— Begin SUPPLIED RECORDS —
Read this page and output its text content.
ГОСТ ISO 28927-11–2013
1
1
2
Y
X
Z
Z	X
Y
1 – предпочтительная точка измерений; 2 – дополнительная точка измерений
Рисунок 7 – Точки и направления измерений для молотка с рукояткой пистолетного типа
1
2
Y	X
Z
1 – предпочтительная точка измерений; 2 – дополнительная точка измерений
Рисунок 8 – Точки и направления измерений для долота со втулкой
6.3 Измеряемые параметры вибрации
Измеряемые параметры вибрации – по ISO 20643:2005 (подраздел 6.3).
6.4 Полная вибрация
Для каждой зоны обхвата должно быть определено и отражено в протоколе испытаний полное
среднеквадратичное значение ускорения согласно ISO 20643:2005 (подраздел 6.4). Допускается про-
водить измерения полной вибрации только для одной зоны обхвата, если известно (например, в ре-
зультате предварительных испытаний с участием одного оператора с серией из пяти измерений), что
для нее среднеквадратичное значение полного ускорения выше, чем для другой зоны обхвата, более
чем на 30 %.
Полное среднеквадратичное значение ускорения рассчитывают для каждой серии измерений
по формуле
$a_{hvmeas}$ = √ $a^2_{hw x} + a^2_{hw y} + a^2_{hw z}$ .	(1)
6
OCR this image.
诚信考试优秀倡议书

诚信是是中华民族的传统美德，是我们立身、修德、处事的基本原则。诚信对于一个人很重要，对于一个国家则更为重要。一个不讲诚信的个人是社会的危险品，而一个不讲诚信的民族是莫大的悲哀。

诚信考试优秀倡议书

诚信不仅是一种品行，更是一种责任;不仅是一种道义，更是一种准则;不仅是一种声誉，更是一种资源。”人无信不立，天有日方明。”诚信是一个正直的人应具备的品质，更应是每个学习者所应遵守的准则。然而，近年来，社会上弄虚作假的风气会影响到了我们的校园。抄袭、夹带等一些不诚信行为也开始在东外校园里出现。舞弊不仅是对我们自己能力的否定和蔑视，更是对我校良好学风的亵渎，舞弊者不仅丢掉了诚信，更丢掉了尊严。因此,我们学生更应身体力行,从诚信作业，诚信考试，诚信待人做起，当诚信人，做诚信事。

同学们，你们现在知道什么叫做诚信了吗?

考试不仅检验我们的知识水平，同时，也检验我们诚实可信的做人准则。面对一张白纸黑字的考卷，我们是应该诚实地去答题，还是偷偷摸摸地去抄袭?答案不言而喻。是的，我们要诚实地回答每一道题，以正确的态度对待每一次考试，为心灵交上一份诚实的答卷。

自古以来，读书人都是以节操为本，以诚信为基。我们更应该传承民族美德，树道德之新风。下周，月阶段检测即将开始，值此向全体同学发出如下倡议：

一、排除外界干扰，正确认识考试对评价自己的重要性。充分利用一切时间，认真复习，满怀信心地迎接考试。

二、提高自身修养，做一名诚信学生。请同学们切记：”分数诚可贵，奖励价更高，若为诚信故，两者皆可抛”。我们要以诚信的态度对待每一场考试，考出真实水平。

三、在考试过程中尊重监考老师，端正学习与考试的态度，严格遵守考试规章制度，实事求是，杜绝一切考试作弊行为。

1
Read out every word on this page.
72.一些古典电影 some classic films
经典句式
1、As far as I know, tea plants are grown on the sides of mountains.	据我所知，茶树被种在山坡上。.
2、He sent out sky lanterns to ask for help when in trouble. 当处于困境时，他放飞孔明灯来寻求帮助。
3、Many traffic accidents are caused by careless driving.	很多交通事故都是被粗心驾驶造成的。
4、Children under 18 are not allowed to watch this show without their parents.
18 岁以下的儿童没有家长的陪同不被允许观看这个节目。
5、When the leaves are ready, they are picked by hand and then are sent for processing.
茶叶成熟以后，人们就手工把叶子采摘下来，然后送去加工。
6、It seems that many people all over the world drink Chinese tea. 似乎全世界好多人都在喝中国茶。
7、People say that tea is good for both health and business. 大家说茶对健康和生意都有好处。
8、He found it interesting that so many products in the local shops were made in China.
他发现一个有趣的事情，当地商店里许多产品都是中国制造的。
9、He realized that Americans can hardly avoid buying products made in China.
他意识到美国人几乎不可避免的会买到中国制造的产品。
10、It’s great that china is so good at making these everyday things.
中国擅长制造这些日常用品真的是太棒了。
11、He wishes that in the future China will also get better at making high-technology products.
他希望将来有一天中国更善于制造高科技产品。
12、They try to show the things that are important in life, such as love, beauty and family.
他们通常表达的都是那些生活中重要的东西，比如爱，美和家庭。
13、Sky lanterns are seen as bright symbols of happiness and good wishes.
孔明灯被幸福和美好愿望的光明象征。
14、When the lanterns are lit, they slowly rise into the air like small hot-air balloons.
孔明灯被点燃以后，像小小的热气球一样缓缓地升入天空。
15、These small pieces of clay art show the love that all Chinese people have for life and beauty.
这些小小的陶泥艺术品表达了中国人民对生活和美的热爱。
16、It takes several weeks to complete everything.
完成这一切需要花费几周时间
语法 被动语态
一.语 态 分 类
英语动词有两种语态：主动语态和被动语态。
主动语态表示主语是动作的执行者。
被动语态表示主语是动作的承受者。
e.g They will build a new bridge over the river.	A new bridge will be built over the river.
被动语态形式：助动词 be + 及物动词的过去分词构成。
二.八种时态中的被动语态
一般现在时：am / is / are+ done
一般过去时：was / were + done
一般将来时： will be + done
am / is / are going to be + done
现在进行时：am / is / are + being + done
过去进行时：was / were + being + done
— End SUPPLIED RECORDS —
Extract all the material, leaving every line as it is.

Read this page and output its text content.
ГОСТ ISO 28927-11–2013
1
1
2
Y
X
Z
Z	X
Y
1 – предпочтительная точка измерений; 2 – дополнительная точка измерений
Рисунок 7 – Точки и направления измерений для молотка с рукояткой пистолетного типа
1
2
Y	X
Z
1 – предпочтительная точка измерений; 2 – дополнительная точка измерений
Рисунок 8 – Точки и направления измерений для долота со втулкой
6.3 Измеряемые параметры вибрации
Измеряемые параметры вибрации – по ISO 20643:2005 (подраздел 6.3).
6.4 Полная вибрация
Для каждой зоны обхвата должно быть определено и отражено в протоколе испытаний полное
среднеквадратичное значение ускорения согласно ISO 20643:2005 (подраздел 6.4). Допускается про-
водить измерения полной вибрации только для одной зоны обхвата, если известно (например, в ре-
зультате предварительных испытаний с участием одного оператора с серией из пяти измерений), что
для нее среднеквадратичное значение полного ускорения выше, чем для другой зоны обхвата, более
чем на 30 %.
Полное среднеквадратичное значение ускорения рассчитывают для каждой серии измерений
по формуле
$a_{hvmeas}$ = √ $a^2_{hw x} + a^2_{hw y} + a^2_{hw z}$ .	(1)
6
OCR this image.
诚信考试优秀倡议书

诚信是是中华民族的传统美德，是我们立身、修德、处事的基本原则。诚信对于一个人很重要，对于一个国家则更为重要。一个不讲诚信的个人是社会的危险品，而一个不讲诚信的民族是莫大的悲哀。

诚信考试优秀倡议书

诚信不仅是一种品行，更是一种责任;不仅是一种道义，更是一种准则;不仅是一种声誉，更是一种资源。”人无信不立，天有日方明。”诚信是一个正直的人应具备的品质，更应是每个学习者所应遵守的准则。然而，近年来，社会上弄虚作假的风气会影响到了我们的校园。抄袭、夹带等一些不诚信行为也开始在东外校园里出现。舞弊不仅是对我们自己能力的否定和蔑视，更是对我校良好学风的亵渎，舞弊者不仅丢掉了诚信，更丢掉了尊严。因此,我们学生更应身体力行,从诚信作业，诚信考试，诚信待人做起，当诚信人，做诚信事。

同学们，你们现在知道什么叫做诚信了吗?

考试不仅检验我们的知识水平，同时，也检验我们诚实可信的做人准则。面对一张白纸黑字的考卷，我们是应该诚实地去答题，还是偷偷摸摸地去抄袭?答案不言而喻。是的，我们要诚实地回答每一道题，以正确的态度对待每一次考试，为心灵交上一份诚实的答卷。

自古以来，读书人都是以节操为本，以诚信为基。我们更应该传承民族美德，树道德之新风。下周，月阶段检测即将开始，值此向全体同学发出如下倡议：

一、排除外界干扰，正确认识考试对评价自己的重要性。充分利用一切时间，认真复习，满怀信心地迎接考试。

二、提高自身修养，做一名诚信学生。请同学们切记：”分数诚可贵，奖励价更高，若为诚信故，两者皆可抛”。我们要以诚信的态度对待每一场考试，考出真实水平。

三、在考试过程中尊重监考老师，端正学习与考试的态度，严格遵守考试规章制度，实事求是，杜绝一切考试作弊行为。

1
Read out every word on this page.
72.一些古典电影 some classic films
经典句式
1、As far as I know, tea plants are grown on the sides of mountains.	据我所知，茶树被种在山坡上。.
2、He sent out sky lanterns to ask for help when in trouble. 当处于困境时，他放飞孔明灯来寻求帮助。
3、Many traffic accidents are caused by careless driving.	很多交通事故都是被粗心驾驶造成的。
4、Children under 18 are not allowed to watch this show without their parents.
18 岁以下的儿童没有家长的陪同不被允许观看这个节目。
5、When the leaves are ready, they are picked by hand and then are sent for processing.
茶叶成熟以后，人们就手工把叶子采摘下来，然后送去加工。
6、It seems that many people all over the world drink Chinese tea. 似乎全世界好多人都在喝中国茶。
7、People say that tea is good for both health and business. 大家说茶对健康和生意都有好处。
8、He found it interesting that so many products in the local shops were made in China.
他发现一个有趣的事情，当地商店里许多产品都是中国制造的。
9、He realized that Americans can hardly avoid buying products made in China.
他意识到美国人几乎不可避免的会买到中国制造的产品。
10、It’s great that china is so good at making these everyday things.
中国擅长制造这些日常用品真的是太棒了。
11、He wishes that in the future China will also get better at making high-technology products.
他希望将来有一天中国更善于制造高科技产品。
12、They try to show the things that are important in life, such as love, beauty and family.
他们通常表达的都是那些生活中重要的东西，比如爱，美和家庭。
13、Sky lanterns are seen as bright symbols of happiness and good wishes.
孔明灯被幸福和美好愿望的光明象征。
14、When the lanterns are lit, they slowly rise into the air like small hot-air balloons.
孔明灯被点燃以后，像小小的热气球一样缓缓地升入天空。
15、These small pieces of clay art show the love that all Chinese people have for life and beauty.
这些小小的陶泥艺术品表达了中国人民对生活和美的热爱。
16、It takes several weeks to complete everything.
完成这一切需要花费几周时间
语法 被动语态
一.语 态 分 类
英语动词有两种语态：主动语态和被动语态。
主动语态表示主语是动作的执行者。
被动语态表示主语是动作的承受者。
e.g They will build a new bridge over the river.	A new bridge will be built over the river.
被动语态形式：助动词 be + 及物动词的过去分词构成。
二.八种时态中的被动语态
一般现在时：am / is / are+ done
一般过去时：was / were + done
一般将来时： will be + done
am / is / are going to be + done
现在进行时：am / is / are + being + done
过去进行时：was / were + being + done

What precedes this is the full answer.